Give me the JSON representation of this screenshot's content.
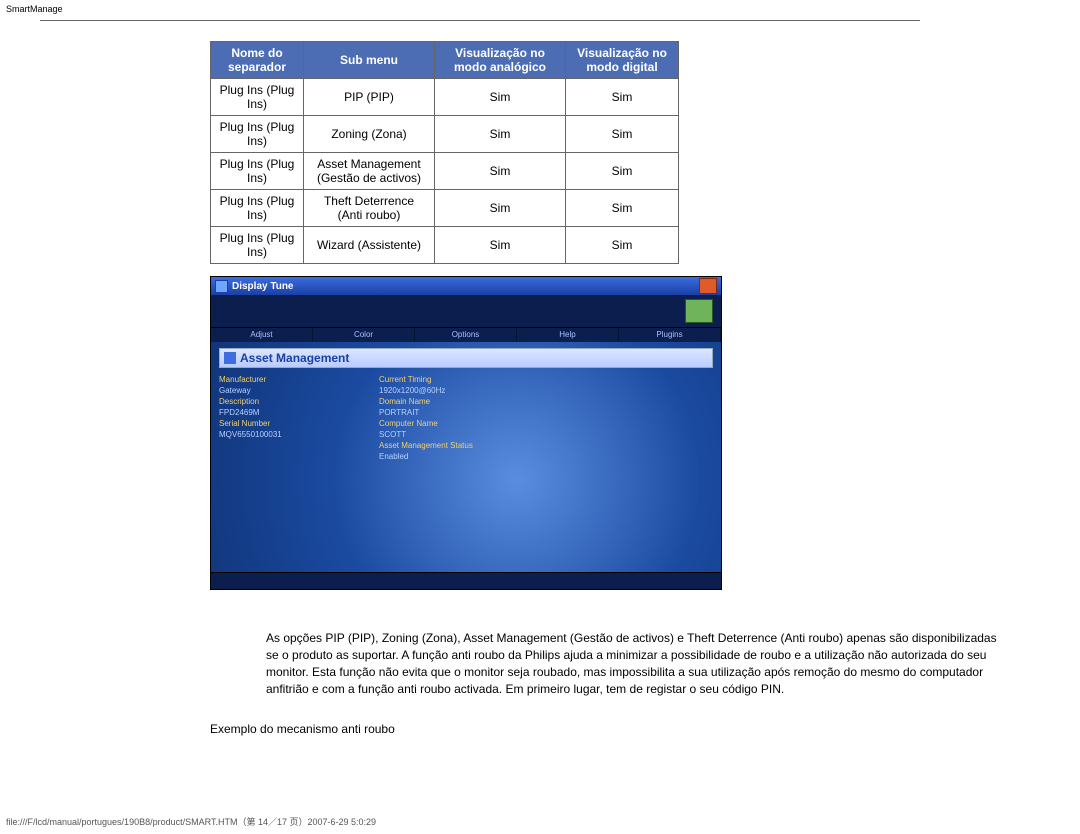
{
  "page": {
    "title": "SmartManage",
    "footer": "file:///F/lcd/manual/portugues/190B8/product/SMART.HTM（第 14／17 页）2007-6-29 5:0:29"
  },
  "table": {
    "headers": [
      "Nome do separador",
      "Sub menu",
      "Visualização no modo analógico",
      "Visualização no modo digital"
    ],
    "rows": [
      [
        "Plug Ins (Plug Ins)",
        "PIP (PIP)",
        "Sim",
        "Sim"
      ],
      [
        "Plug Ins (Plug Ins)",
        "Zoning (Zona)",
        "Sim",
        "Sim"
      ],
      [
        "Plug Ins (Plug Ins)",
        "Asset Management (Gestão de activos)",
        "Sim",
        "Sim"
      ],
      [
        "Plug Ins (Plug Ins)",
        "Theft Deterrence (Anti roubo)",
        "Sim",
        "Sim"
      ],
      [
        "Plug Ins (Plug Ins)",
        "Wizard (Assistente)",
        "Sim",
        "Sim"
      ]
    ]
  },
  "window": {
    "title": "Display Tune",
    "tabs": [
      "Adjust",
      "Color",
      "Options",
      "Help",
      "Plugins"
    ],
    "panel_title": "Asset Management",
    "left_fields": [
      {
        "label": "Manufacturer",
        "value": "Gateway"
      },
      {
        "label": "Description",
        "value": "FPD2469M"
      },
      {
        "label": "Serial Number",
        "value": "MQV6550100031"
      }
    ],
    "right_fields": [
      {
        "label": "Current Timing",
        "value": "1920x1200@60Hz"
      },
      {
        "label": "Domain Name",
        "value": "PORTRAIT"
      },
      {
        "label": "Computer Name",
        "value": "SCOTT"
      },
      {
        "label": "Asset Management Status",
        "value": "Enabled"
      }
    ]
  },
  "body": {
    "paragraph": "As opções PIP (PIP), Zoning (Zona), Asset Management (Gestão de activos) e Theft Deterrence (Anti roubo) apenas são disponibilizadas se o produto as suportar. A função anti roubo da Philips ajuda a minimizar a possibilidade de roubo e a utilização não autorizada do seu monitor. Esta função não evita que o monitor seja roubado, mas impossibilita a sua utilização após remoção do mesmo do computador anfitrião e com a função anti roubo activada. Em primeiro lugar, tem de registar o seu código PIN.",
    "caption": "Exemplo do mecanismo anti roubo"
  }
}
━━━━━━━━━━━━━━━━━━━━━━━━━━━━━━
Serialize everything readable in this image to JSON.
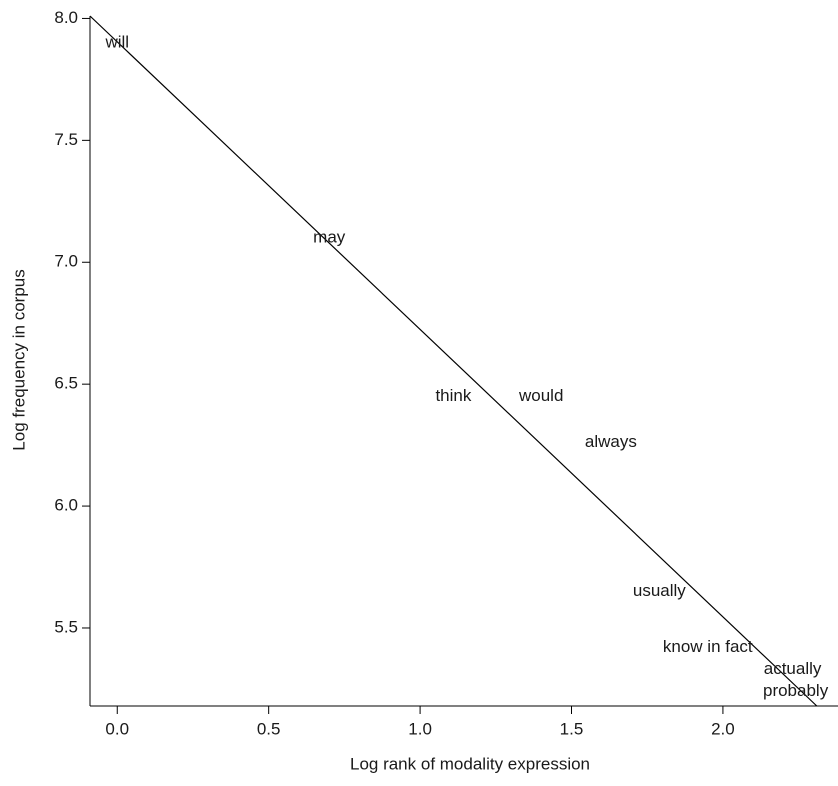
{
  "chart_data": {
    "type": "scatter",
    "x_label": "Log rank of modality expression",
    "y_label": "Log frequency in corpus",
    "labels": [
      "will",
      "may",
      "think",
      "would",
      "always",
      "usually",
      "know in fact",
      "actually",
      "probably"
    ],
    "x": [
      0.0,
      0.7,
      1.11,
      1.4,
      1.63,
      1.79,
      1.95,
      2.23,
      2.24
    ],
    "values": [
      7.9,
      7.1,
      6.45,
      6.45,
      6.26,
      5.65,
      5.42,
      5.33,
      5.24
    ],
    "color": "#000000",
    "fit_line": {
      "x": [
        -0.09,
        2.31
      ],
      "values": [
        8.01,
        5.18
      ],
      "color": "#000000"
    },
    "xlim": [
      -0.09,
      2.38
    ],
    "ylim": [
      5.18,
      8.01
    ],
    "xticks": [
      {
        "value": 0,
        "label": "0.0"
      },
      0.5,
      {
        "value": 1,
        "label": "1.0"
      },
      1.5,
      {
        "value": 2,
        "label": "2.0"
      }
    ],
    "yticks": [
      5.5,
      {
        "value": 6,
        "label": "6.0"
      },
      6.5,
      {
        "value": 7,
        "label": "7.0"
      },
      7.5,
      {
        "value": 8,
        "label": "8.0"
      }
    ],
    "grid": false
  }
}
━━━━━━━━━━━━━━━━━━━━━━━━━━━━━━
WHAT YOU ARE ASKED TO DO
Of the lines above, how many contain the string "Visualização"? Only the number is required.

SOLUTION
2